* **MATERIAL FOR THIS EXERCISE**
+---+
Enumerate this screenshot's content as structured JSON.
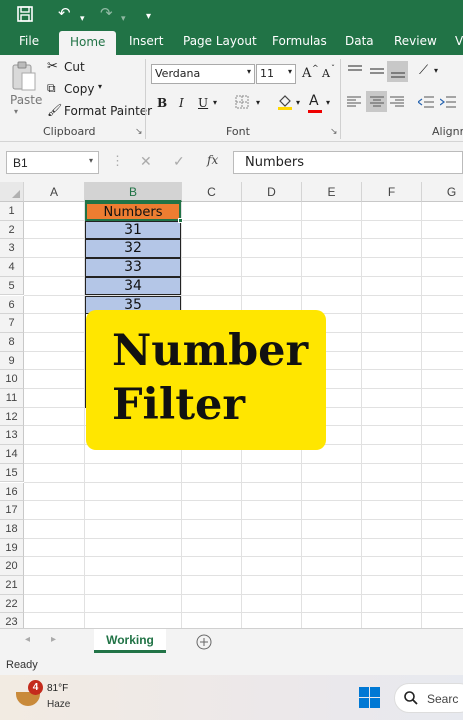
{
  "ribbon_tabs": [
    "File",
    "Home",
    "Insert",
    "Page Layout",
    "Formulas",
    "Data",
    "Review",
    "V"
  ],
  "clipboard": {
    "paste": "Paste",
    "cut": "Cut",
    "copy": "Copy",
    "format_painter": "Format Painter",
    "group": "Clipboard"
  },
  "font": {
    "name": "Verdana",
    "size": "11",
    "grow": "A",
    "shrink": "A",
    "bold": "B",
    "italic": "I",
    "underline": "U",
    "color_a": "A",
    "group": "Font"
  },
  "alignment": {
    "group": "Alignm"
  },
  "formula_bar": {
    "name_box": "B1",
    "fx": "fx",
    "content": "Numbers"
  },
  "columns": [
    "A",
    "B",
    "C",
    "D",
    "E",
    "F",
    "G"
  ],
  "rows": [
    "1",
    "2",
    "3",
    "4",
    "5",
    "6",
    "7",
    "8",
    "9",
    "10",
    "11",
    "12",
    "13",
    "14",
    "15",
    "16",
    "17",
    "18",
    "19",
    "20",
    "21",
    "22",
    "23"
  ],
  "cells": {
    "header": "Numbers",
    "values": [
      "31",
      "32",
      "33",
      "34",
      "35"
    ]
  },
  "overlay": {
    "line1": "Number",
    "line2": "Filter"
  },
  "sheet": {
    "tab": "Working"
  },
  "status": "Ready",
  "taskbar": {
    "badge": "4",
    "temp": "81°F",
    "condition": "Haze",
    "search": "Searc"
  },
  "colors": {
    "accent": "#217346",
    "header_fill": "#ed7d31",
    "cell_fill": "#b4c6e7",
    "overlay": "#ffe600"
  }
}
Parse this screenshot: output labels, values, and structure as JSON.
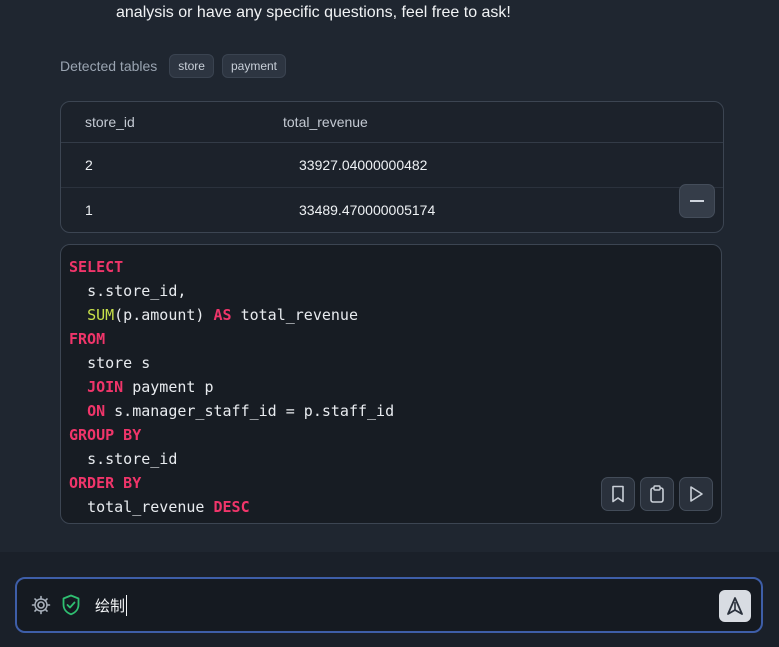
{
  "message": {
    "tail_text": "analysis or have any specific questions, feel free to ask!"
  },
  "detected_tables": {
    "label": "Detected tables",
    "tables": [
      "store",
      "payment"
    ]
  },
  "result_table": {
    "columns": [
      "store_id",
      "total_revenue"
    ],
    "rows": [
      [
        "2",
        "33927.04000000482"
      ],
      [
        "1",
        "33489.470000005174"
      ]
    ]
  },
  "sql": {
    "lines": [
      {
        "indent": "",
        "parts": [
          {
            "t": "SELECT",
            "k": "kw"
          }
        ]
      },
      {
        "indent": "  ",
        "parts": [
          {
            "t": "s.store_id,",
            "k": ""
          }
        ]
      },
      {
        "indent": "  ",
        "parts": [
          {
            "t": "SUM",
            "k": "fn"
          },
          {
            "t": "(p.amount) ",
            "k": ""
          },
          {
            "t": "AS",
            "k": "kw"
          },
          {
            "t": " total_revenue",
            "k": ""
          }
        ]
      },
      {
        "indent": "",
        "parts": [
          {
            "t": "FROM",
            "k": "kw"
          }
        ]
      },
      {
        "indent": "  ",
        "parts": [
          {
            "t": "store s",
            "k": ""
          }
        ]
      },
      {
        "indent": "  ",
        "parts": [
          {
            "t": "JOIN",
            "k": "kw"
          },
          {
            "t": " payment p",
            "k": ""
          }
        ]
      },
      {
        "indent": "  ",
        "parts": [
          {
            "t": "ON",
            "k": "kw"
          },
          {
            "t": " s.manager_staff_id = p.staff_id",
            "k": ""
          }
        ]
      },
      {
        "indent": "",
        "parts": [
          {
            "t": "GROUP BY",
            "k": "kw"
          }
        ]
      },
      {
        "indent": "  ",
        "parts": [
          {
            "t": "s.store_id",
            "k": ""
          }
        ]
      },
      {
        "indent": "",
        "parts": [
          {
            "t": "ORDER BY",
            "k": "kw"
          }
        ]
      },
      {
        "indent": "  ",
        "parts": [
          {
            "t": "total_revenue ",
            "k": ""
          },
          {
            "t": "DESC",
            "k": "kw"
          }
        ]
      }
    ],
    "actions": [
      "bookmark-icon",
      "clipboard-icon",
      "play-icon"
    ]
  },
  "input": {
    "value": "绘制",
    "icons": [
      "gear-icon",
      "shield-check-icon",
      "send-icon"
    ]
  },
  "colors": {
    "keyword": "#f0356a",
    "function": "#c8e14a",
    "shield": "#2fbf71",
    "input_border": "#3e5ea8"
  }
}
+---+
* **WHAT THE TASK REQUIRES**
Pick out every line holding the string "JSON" and return it.

* **RESPONSE TO THIS TASK**
Enumerate this screenshot's content as structured JSON.
Parse this screenshot: output labels, values, and structure as JSON.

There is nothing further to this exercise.